• **TASK GOAL**: Go through the material below and copy all lines with "screenshot".

• **ROWS**:
** Start **

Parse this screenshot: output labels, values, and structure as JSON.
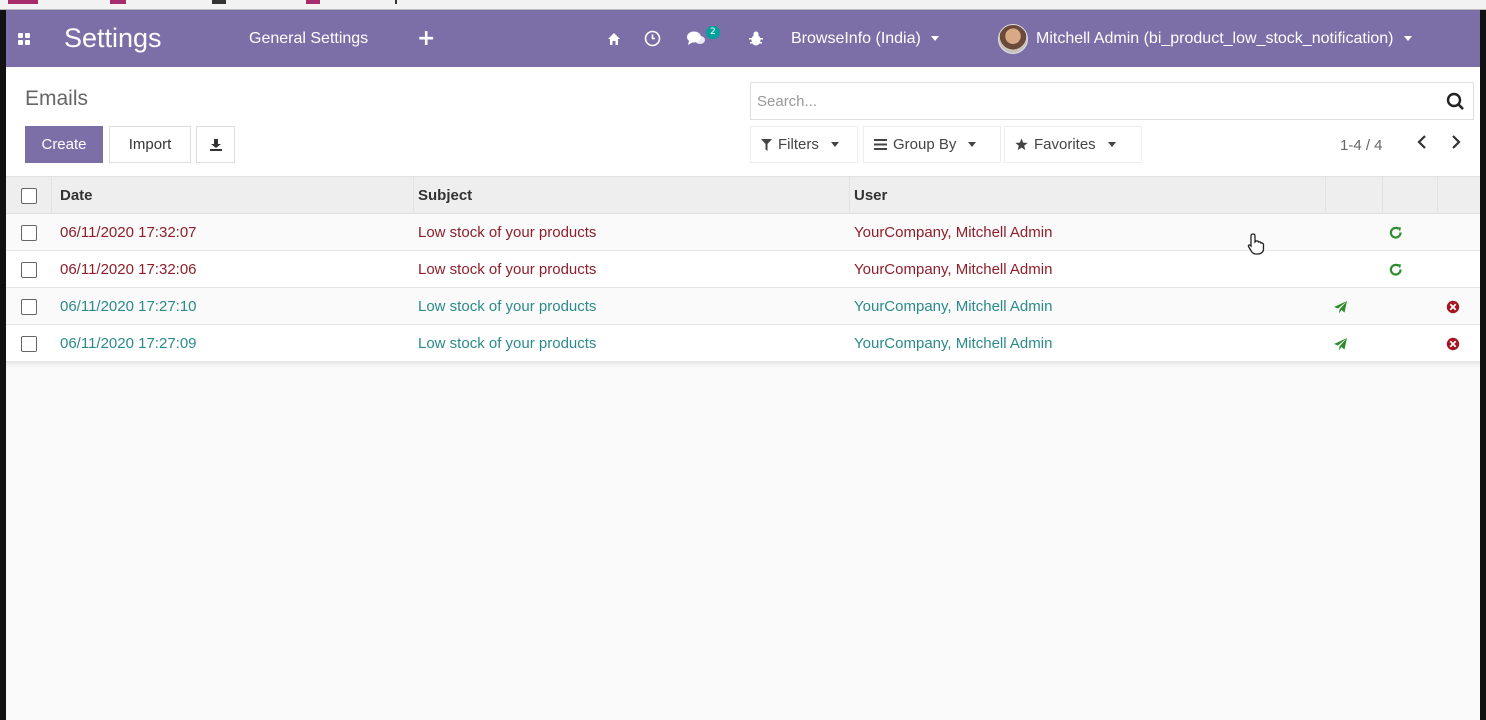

** End **
** Start **

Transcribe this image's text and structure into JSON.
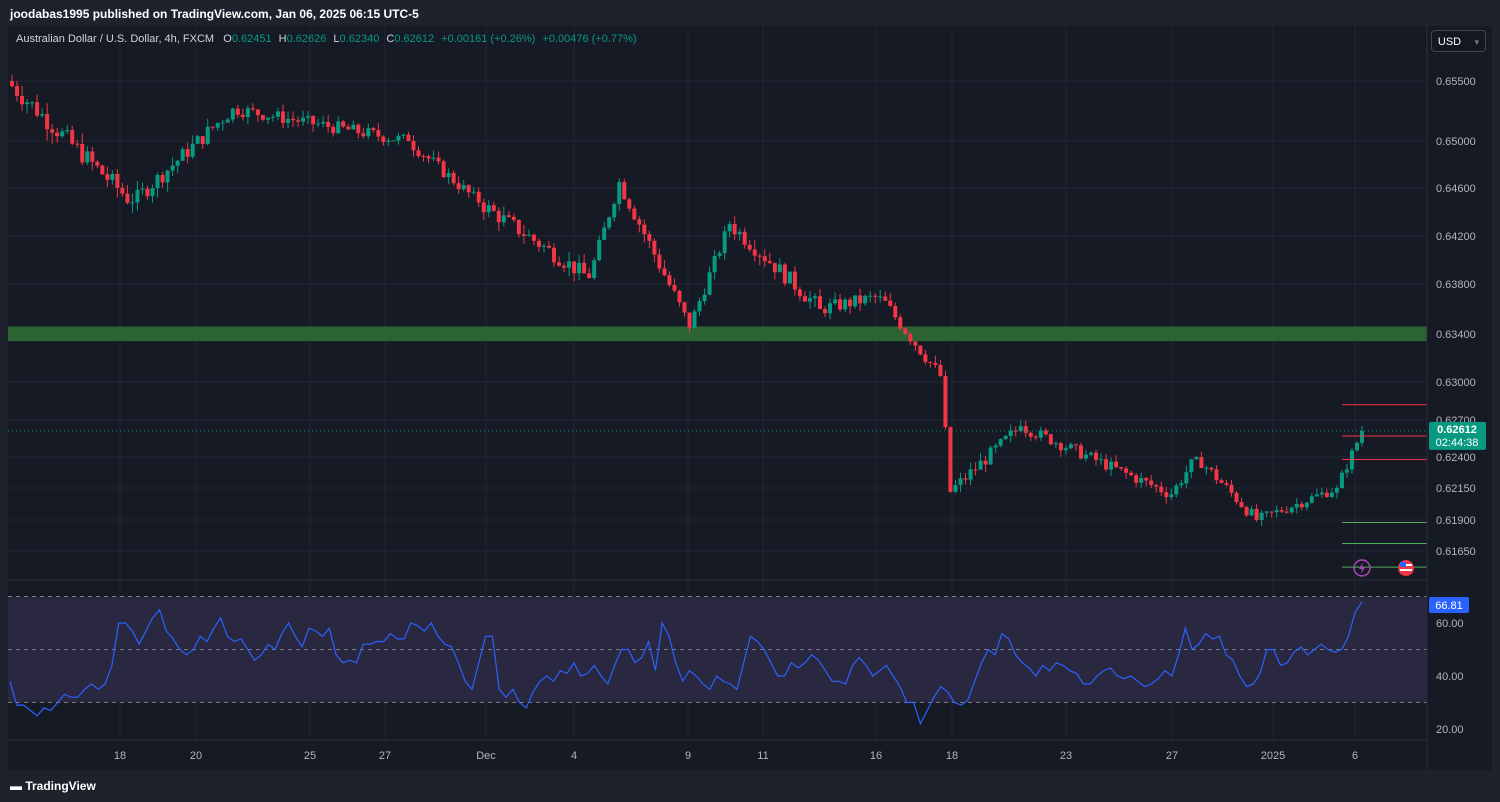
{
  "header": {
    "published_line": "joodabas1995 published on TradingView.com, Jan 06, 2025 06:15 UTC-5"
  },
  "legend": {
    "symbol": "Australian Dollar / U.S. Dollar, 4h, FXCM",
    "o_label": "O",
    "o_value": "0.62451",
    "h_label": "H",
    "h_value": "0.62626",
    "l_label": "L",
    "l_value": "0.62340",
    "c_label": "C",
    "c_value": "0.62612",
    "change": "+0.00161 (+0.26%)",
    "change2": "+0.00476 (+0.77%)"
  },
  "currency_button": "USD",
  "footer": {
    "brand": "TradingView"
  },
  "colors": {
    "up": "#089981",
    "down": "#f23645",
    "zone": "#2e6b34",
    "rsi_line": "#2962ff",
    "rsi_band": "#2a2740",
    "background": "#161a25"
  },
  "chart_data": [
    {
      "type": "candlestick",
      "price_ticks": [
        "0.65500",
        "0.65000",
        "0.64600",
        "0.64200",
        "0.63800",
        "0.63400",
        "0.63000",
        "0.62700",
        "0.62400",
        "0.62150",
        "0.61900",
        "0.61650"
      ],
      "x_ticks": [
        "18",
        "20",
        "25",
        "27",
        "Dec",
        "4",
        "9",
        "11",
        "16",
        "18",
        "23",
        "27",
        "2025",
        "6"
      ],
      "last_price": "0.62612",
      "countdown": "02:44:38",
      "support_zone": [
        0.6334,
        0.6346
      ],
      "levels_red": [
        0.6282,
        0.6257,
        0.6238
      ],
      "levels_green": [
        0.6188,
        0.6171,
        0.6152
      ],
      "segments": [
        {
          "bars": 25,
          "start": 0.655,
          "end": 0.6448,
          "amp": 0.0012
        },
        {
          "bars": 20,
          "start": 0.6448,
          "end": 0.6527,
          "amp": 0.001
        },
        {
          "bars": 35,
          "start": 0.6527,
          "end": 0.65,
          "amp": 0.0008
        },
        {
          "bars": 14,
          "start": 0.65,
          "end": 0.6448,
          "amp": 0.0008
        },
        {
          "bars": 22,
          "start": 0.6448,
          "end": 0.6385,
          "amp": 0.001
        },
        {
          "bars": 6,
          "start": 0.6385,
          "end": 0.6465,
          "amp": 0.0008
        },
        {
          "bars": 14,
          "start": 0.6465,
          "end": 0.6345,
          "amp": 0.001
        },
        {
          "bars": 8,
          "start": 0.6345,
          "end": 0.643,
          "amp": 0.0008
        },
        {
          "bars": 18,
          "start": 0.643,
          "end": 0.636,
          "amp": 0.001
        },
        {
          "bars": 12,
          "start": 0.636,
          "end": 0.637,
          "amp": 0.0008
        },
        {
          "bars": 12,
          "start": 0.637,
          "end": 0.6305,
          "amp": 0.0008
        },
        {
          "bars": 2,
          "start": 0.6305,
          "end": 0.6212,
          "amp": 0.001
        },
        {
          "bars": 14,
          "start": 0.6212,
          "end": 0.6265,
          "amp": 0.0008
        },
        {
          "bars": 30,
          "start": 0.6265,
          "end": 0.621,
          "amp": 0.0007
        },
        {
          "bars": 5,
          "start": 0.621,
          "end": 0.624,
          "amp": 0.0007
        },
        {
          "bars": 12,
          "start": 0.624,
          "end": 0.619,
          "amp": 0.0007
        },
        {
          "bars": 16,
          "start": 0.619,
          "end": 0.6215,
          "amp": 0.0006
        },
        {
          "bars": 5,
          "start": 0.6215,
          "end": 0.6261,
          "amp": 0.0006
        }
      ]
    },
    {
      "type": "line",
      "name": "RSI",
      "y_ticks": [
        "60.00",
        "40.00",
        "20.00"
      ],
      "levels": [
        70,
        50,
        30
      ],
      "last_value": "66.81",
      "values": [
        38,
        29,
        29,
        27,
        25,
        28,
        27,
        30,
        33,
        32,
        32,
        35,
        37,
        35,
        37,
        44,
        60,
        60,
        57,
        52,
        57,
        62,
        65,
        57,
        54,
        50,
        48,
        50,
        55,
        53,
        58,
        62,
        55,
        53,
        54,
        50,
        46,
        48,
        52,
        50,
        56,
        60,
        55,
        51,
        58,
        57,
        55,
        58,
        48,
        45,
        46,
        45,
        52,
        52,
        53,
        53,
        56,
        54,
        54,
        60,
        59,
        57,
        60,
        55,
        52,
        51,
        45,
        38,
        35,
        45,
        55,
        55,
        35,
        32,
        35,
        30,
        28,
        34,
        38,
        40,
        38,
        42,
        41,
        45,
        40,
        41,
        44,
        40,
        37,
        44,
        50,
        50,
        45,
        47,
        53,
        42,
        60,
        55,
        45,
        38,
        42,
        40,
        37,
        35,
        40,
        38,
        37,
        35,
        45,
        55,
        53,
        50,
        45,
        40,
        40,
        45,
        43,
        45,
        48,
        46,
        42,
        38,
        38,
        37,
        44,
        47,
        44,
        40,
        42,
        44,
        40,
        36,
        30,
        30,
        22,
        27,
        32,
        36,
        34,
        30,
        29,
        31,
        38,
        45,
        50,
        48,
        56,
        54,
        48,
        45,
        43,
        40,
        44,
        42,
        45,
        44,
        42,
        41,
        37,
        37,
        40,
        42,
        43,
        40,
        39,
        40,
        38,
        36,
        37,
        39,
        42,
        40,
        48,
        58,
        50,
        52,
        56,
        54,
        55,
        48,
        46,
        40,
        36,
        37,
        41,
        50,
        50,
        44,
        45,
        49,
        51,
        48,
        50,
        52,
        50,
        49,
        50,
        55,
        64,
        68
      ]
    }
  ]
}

** End **
** Start **

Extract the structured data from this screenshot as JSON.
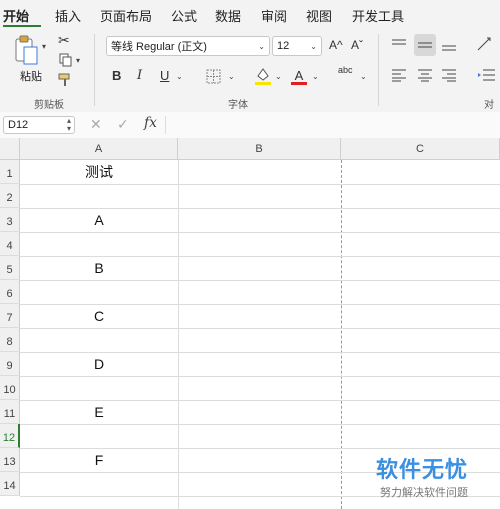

** End **

• **COMPLETE RESPONSE**:
Parse this screenshot: output labels, values, and structure as JSON.
Extract the structured data from this screenshot as JSON.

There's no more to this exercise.